WORK TO DO
Omit every picture and write out the rest of the records exactly.

STORED ROWS
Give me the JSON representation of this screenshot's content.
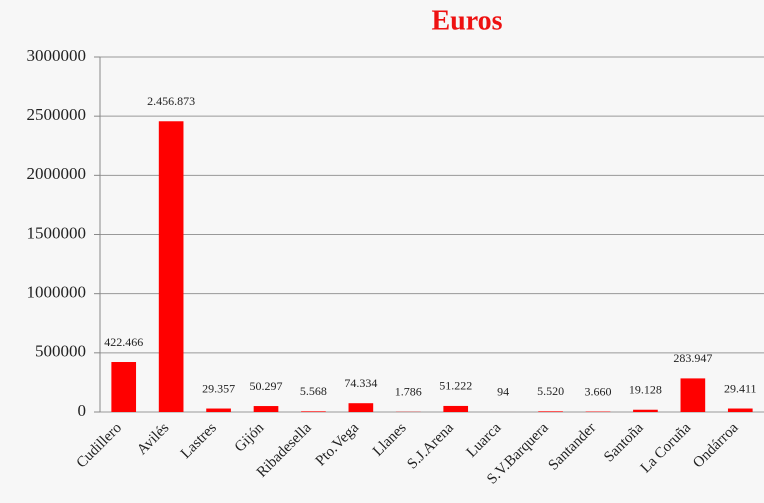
{
  "chart_data": {
    "type": "bar",
    "title": "Euros",
    "categories": [
      "Cudillero",
      "Avilés",
      "Lastres",
      "Gijón",
      "Ribadesella",
      "Pto.Vega",
      "Llanes",
      "S.J.Arena",
      "Luarca",
      "S.V.Barquera",
      "Santander",
      "Santoña",
      "La Coruña",
      "Ondárroa"
    ],
    "values": [
      422466,
      2456873,
      29357,
      50297,
      5568,
      74334,
      1786,
      51222,
      94,
      5520,
      3660,
      19128,
      283947,
      29411
    ],
    "value_labels": [
      "422.466",
      "2.456.873",
      "29.357",
      "50.297",
      "5.568",
      "74.334",
      "1.786",
      "51.222",
      "94",
      "5.520",
      "3.660",
      "19.128",
      "283.947",
      "29.411"
    ],
    "color": "#ff0000",
    "ylim": [
      0,
      3000000
    ],
    "yticks": [
      0,
      500000,
      1000000,
      1500000,
      2000000,
      2500000,
      3000000
    ],
    "grid": true
  }
}
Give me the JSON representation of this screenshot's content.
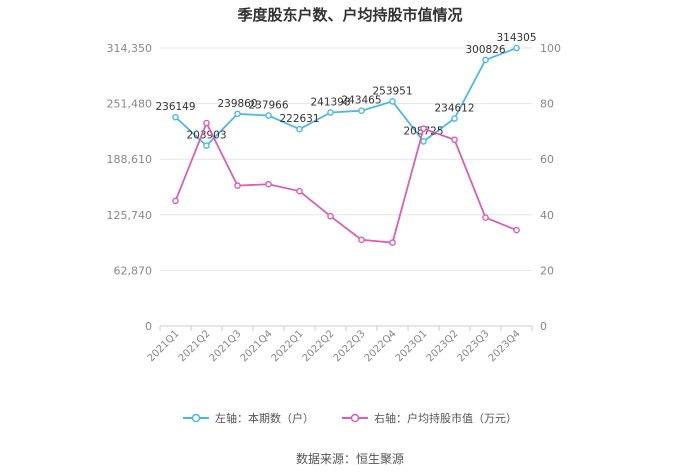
{
  "chart_data": {
    "type": "line",
    "title": "季度股东户数、户均持股市值情况",
    "categories": [
      "2021Q1",
      "2021Q2",
      "2021Q3",
      "2021Q4",
      "2022Q1",
      "2022Q2",
      "2022Q3",
      "2022Q4",
      "2023Q1",
      "2023Q2",
      "2023Q3",
      "2023Q4"
    ],
    "series": [
      {
        "name": "左轴：本期数（户）",
        "axis": "left",
        "color": "#4db8e8",
        "values": [
          236149,
          203903,
          239860,
          237966,
          222631,
          241398,
          243465,
          253951,
          208725,
          234612,
          300826,
          314305
        ],
        "labels": [
          "236149",
          "203903",
          "239860",
          "237966",
          "222631",
          "241398",
          "243465",
          "253951",
          "208725",
          "234612",
          "300826",
          "314305"
        ]
      },
      {
        "name": "右轴：户均持股市值（万元）",
        "axis": "right",
        "color": "#d95fb3",
        "values": [
          45,
          73,
          50.5,
          51,
          48.5,
          39.5,
          31,
          30,
          71,
          67,
          39,
          34.5
        ]
      }
    ],
    "left_axis": {
      "min": 0,
      "max": 314350,
      "ticks": [
        0,
        62870,
        125740,
        188610,
        251480,
        314350
      ],
      "tick_labels": [
        "0",
        "62,870",
        "125,740",
        "188,610",
        "251,480",
        "314,350"
      ]
    },
    "right_axis": {
      "min": 0,
      "max": 100,
      "ticks": [
        0,
        20,
        40,
        60,
        80,
        100
      ],
      "tick_labels": [
        "0",
        "20",
        "40",
        "60",
        "80",
        "100"
      ]
    },
    "grid": true,
    "legend_position": "bottom"
  },
  "source_text": "数据来源：恒生聚源"
}
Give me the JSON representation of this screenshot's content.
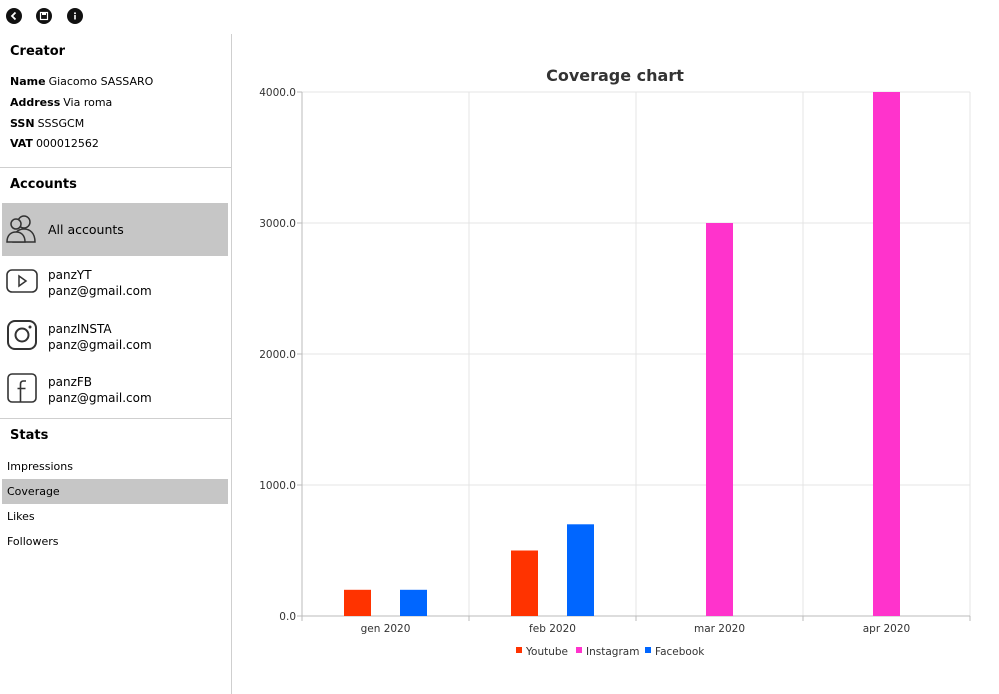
{
  "toolbar": {
    "back_icon": "back-arrow-icon",
    "save_icon": "save-icon",
    "info_icon": "info-icon"
  },
  "creator": {
    "title": "Creator",
    "name_label": "Name",
    "name_value": "Giacomo SASSARO",
    "address_label": "Address",
    "address_value": "Via roma",
    "ssn_label": "SSN",
    "ssn_value": "SSSGCM",
    "vat_label": "VAT",
    "vat_value": "000012562"
  },
  "accounts": {
    "title": "Accounts",
    "all_label": "All accounts",
    "items": [
      {
        "name": "panzYT",
        "email": "panz@gmail.com",
        "icon": "youtube-icon"
      },
      {
        "name": "panzINSTA",
        "email": "panz@gmail.com",
        "icon": "instagram-icon"
      },
      {
        "name": "panzFB",
        "email": "panz@gmail.com",
        "icon": "facebook-icon"
      }
    ]
  },
  "stats": {
    "title": "Stats",
    "items": [
      "Impressions",
      "Coverage",
      "Likes",
      "Followers"
    ],
    "selected": "Coverage"
  },
  "chart_data": {
    "type": "bar",
    "title": "Coverage chart",
    "categories": [
      "gen 2020",
      "feb 2020",
      "mar 2020",
      "apr 2020"
    ],
    "series": [
      {
        "name": "Youtube",
        "color": "#ff3300",
        "values": [
          200,
          500,
          null,
          null
        ]
      },
      {
        "name": "Instagram",
        "color": "#ff33cc",
        "values": [
          null,
          null,
          3000,
          4000
        ]
      },
      {
        "name": "Facebook",
        "color": "#0066ff",
        "values": [
          200,
          700,
          null,
          null
        ]
      }
    ],
    "yticks": [
      "0.0",
      "1000.0",
      "2000.0",
      "3000.0",
      "4000.0"
    ],
    "ylim": [
      0,
      4000
    ],
    "grid": true,
    "legend": "bottom"
  }
}
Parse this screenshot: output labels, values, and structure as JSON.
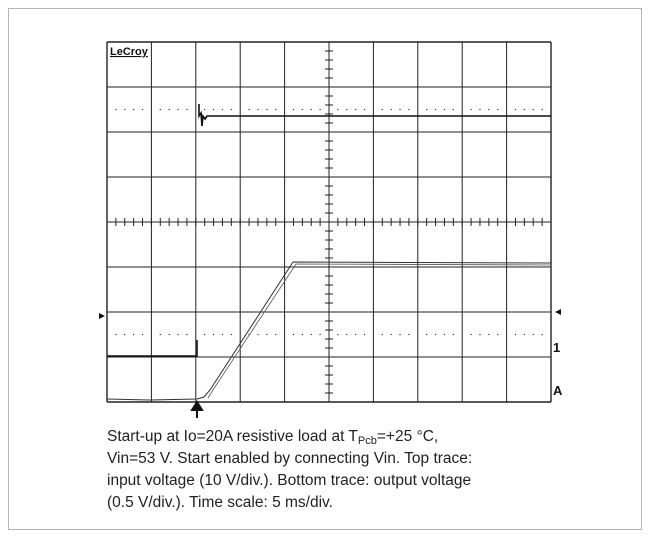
{
  "scope": {
    "brand": "LeCroy",
    "channel_marker": "1",
    "trigger_marker": "A"
  },
  "caption": {
    "line1_before": "Start-up at Io=20A resistive load at T",
    "line1_sub": "Pcb",
    "line1_after": "=+25 °C,",
    "lines": [
      "Vin=53 V. Start enabled by connecting Vin. Top trace:",
      "input voltage (10 V/div.). Bottom trace: output voltage",
      "(0.5 V/div.). Time scale: 5 ms/div."
    ]
  }
}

WORKED SOLUTION
Give me the JSON representation of this screenshot's content.
{
  "chart_data": {
    "type": "bar",
    "title": "Euros",
    "categories": [
      "Cudillero",
      "Avilés",
      "Lastres",
      "Gijón",
      "Ribadesella",
      "Pto.Vega",
      "Llanes",
      "S.J.Arena",
      "Luarca",
      "S.V.Barquera",
      "Santander",
      "Santoña",
      "La Coruña",
      "Ondárroa"
    ],
    "values": [
      422466,
      2456873,
      29357,
      50297,
      5568,
      74334,
      1786,
      51222,
      94,
      5520,
      3660,
      19128,
      283947,
      29411
    ],
    "value_labels": [
      "422.466",
      "2.456.873",
      "29.357",
      "50.297",
      "5.568",
      "74.334",
      "1.786",
      "51.222",
      "94",
      "5.520",
      "3.660",
      "19.128",
      "283.947",
      "29.411"
    ],
    "color": "#ff0000",
    "ylim": [
      0,
      3000000
    ],
    "yticks": [
      0,
      500000,
      1000000,
      1500000,
      2000000,
      2500000,
      3000000
    ],
    "grid": true
  }
}
Give me the JSON representation of this screenshot's content.
{
  "chart_data": {
    "type": "line",
    "title": "季度股东户数、户均持股市值情况",
    "categories": [
      "2021Q1",
      "2021Q2",
      "2021Q3",
      "2021Q4",
      "2022Q1",
      "2022Q2",
      "2022Q3",
      "2022Q4",
      "2023Q1",
      "2023Q2",
      "2023Q3",
      "2023Q4"
    ],
    "series": [
      {
        "name": "左轴：本期数（户）",
        "axis": "left",
        "color": "#4db8e8",
        "values": [
          236149,
          203903,
          239860,
          237966,
          222631,
          241398,
          243465,
          253951,
          208725,
          234612,
          300826,
          314305
        ],
        "labels": [
          "236149",
          "203903",
          "239860",
          "237966",
          "222631",
          "241398",
          "243465",
          "253951",
          "208725",
          "234612",
          "300826",
          "314305"
        ]
      },
      {
        "name": "右轴：户均持股市值（万元）",
        "axis": "right",
        "color": "#d95fb3",
        "values": [
          45,
          73,
          50.5,
          51,
          48.5,
          39.5,
          31,
          30,
          71,
          67,
          39,
          34.5
        ]
      }
    ],
    "left_axis": {
      "min": 0,
      "max": 314350,
      "ticks": [
        0,
        62870,
        125740,
        188610,
        251480,
        314350
      ],
      "tick_labels": [
        "0",
        "62,870",
        "125,740",
        "188,610",
        "251,480",
        "314,350"
      ]
    },
    "right_axis": {
      "min": 0,
      "max": 100,
      "ticks": [
        0,
        20,
        40,
        60,
        80,
        100
      ],
      "tick_labels": [
        "0",
        "20",
        "40",
        "60",
        "80",
        "100"
      ]
    },
    "grid": true,
    "legend_position": "bottom"
  },
  "source_text": "数据来源：恒生聚源"
}
Give me the JSON representation of this screenshot's content.
{
  "toolbar": {
    "back_icon": "back-arrow-icon",
    "save_icon": "save-icon",
    "info_icon": "info-icon"
  },
  "creator": {
    "title": "Creator",
    "name_label": "Name",
    "name_value": "Giacomo SASSARO",
    "address_label": "Address",
    "address_value": "Via roma",
    "ssn_label": "SSN",
    "ssn_value": "SSSGCM",
    "vat_label": "VAT",
    "vat_value": "000012562"
  },
  "accounts": {
    "title": "Accounts",
    "all_label": "All accounts",
    "items": [
      {
        "name": "panzYT",
        "email": "panz@gmail.com",
        "icon": "youtube-icon"
      },
      {
        "name": "panzINSTA",
        "email": "panz@gmail.com",
        "icon": "instagram-icon"
      },
      {
        "name": "panzFB",
        "email": "panz@gmail.com",
        "icon": "facebook-icon"
      }
    ]
  },
  "stats": {
    "title": "Stats",
    "items": [
      "Impressions",
      "Coverage",
      "Likes",
      "Followers"
    ],
    "selected": "Coverage"
  },
  "chart_data": {
    "type": "bar",
    "title": "Coverage chart",
    "categories": [
      "gen 2020",
      "feb 2020",
      "mar 2020",
      "apr 2020"
    ],
    "series": [
      {
        "name": "Youtube",
        "color": "#ff3300",
        "values": [
          200,
          500,
          null,
          null
        ]
      },
      {
        "name": "Instagram",
        "color": "#ff33cc",
        "values": [
          null,
          null,
          3000,
          4000
        ]
      },
      {
        "name": "Facebook",
        "color": "#0066ff",
        "values": [
          200,
          700,
          null,
          null
        ]
      }
    ],
    "yticks": [
      "0.0",
      "1000.0",
      "2000.0",
      "3000.0",
      "4000.0"
    ],
    "ylim": [
      0,
      4000
    ],
    "grid": true,
    "legend": "bottom"
  }
}
Parse this screenshot: output labels, values, and structure as JSON.
{
  "scope": {
    "brand": "LeCroy",
    "channel_marker": "1",
    "trigger_marker": "A"
  },
  "caption": {
    "line1_before": "Start-up at Io=20A resistive load at T",
    "line1_sub": "Pcb",
    "line1_after": "=+25 °C,",
    "lines": [
      "Vin=53 V. Start enabled by connecting Vin. Top trace:",
      "input voltage (10 V/div.). Bottom trace: output voltage",
      "(0.5 V/div.). Time scale: 5 ms/div."
    ]
  }
}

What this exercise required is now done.